# Trim out wire twister



## RETELECT (Feb 24, 2008)

Hi guys,
Does anyone know of a tool other than a lieman, to hold 12 AWG for pretwisting prior to wire nut? all those splices are killing me  I am thinking there might be something that holds all those wires in place so they won't work loose as you twist.
Yeah I can use my linemans, I seen other guys use visegrips , but thet are time consuming, anyone?  

Thanks guys


----------



## Celtic (Nov 19, 2007)

RETELECT said:


> Yeah I can use my linemans, I seen other guys use visegrips , but thet are time consuming, anyone?


:blink: Vise grips???

Try this....after cutting and stripping all the conductors(strip them a bit longer than you normally would)....grab 3 or so conductors, twist them gently with the linemans....then grab another conductor and and gently twist it in by hand or with linemans...keep adding until all the conductors are all together ~ Then grab the linemans and twist the whole bunch up tight.
Each conductor will wrap nicely and the splice will be tight....nut and done.


....or you could try this contraption:








http://www.rack-a-tiers.com/prodCat12.htm

.....and enjoy the laughter aimed in your direction.


Making up splices is as basic as it gets....if you need something other than linemans, you might want to rethink your career choice.


----------



## RETELECT (Feb 24, 2008)

*Splice Wire Twister*

:laughing: Thank you Guys, it's my first time on this website, and thought I would try that one out to see what kind of response I'd get. and by the way, I did not expect a device to be available for splices, what will they think of next?????????????

### Exercise:
Please transcribe the whole forum thread about twisting wires for splices word for word. The data that comes after this has no connection to the text.

### Supplied data:

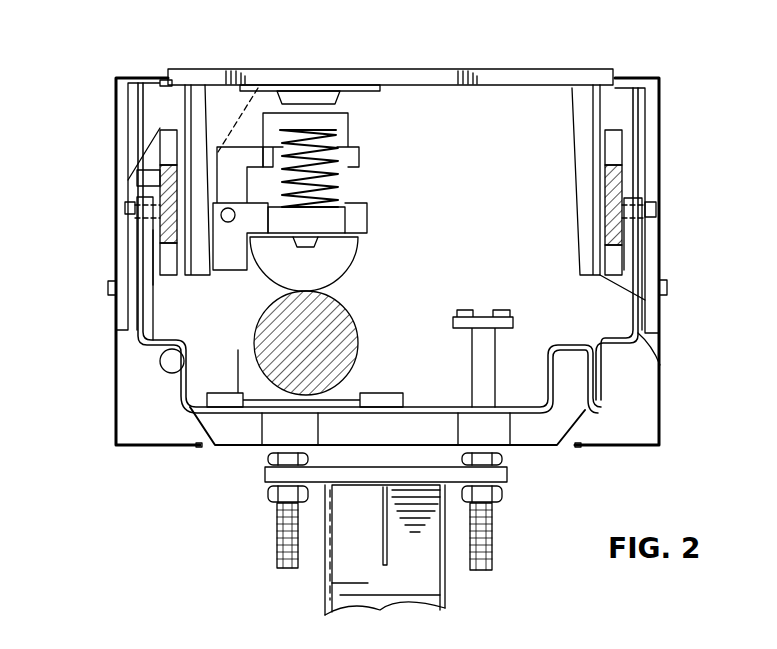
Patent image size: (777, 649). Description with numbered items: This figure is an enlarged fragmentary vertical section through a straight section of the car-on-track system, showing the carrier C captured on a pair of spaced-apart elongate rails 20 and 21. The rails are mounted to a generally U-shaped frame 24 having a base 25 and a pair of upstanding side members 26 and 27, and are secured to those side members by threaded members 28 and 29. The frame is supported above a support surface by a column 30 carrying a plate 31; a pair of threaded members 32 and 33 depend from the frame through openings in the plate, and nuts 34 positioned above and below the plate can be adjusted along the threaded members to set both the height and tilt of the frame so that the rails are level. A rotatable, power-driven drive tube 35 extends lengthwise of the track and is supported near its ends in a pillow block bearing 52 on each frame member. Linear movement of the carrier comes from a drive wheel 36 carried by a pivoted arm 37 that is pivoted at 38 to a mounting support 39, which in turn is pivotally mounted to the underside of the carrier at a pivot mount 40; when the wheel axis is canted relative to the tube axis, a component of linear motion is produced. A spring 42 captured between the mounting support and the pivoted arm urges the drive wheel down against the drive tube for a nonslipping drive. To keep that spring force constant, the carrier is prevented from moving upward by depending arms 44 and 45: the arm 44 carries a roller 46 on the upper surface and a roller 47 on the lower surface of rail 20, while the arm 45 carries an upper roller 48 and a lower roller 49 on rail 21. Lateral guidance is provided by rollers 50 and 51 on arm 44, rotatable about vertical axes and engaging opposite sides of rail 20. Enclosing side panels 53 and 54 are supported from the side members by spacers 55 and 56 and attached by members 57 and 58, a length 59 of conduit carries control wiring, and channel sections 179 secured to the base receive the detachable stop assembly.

The rail 20 is at (128, 190).
The rail 21 is at (618, 182).
The frame 24 is at (208, 463).
The base 25 is at (263, 440).
The side member 26 is at (148, 340).
The side member 27 is at (640, 357).
The threaded member 28 is at (125, 208).
The threaded member 29 is at (658, 208).
The column 30 is at (428, 578).
The plate 31 is at (500, 475).
The threaded member 32 is at (277, 530).
The threaded member 33 is at (493, 555).
The nuts 34 is at (503, 458).
The drive tube 35 is at (342, 302).
The drive wheel 36 is at (352, 252).
The pivoted arm 37 is at (360, 218).
The pivot 38 is at (236, 208).
The mounting support 39 is at (356, 135).
The pivot mount 40 is at (303, 102).
The spring 42 is at (340, 88).
The depending arm 44 is at (198, 102).
The depending arm 45 is at (660, 93).
The roller 46 is at (158, 136).
The roller 47 is at (167, 258).
The upper roller 48 is at (615, 149).
The pole piece 49 is at (612, 262).
The roller 50 is at (137, 178).
The roller 51 is at (260, 83).
The pillow block bearing 52 is at (368, 358).
The side panel 53 is at (118, 316).
The side panel 54 is at (660, 406).
The spacer 55 is at (140, 260).
The spacer 56 is at (650, 318).
The member 57 is at (108, 289).
The member 58 is at (668, 291).
The length of conduit 59 is at (160, 361).
The channel section 179 is at (505, 313).
The carrier C is at (482, 66).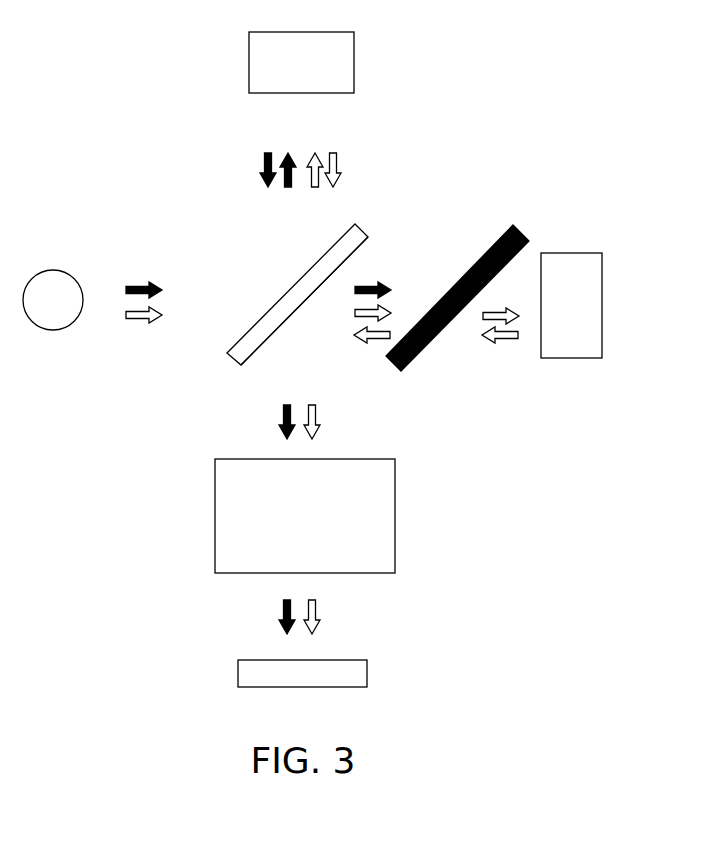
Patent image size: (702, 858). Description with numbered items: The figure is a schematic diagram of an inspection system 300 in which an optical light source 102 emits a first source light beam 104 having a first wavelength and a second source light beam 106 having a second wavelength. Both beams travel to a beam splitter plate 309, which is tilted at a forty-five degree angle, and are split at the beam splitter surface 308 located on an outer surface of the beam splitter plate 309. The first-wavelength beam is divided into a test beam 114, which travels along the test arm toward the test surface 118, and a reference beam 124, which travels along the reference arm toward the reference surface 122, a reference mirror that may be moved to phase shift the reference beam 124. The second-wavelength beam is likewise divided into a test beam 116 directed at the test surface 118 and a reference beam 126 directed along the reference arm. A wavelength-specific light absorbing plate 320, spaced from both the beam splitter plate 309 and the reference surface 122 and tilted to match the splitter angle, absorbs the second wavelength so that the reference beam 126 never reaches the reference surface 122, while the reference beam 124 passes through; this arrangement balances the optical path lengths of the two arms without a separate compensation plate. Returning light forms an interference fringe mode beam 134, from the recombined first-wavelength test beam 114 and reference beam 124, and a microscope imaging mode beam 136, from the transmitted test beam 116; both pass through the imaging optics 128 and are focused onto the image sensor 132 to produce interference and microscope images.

### Finished answer:
# Trim out wire twister



## RETELECT (Feb 24, 2008)

Hi guys,
Does anyone know of a tool other than a lieman, to hold 12 AWG for pretwisting prior to wire nut? all those splices are killing me  I am thinking there might be something that holds all those wires in place so they won't work loose as you twist.
Yeah I can use my linemans, I seen other guys use visegrips , but thet are time consuming, anyone?  

Thanks guys


----------



## Celtic (Nov 19, 2007)

RETELECT said:


> Yeah I can use my linemans, I seen other guys use visegrips , but thet are time consuming, anyone?


:blink: Vise grips???

Try this....after cutting and stripping all the conductors(strip them a bit longer than you normally would)....grab 3 or so conductors, twist them gently with the linemans....then grab another conductor and and gently twist it in by hand or with linemans...keep adding until all the conductors are all together ~ Then grab the linemans and twist the whole bunch up tight.
Each conductor will wrap nicely and the splice will be tight....nut and done.


....or you could try this contraption:








http://www.rack-a-tiers.com/prodCat12.htm

.....and enjoy the laughter aimed in your direction.


Making up splices is as basic as it gets....if you need something other than linemans, you might want to rethink your career choice.


----------



## RETELECT (Feb 24, 2008)

*Splice Wire Twister*

:laughing: Thank you Guys, it's my first time on this website, and thought I would try that one out to see what kind of response I'd get. and by the way, I did not expect a device to be available for splices, what will they think of next?????????????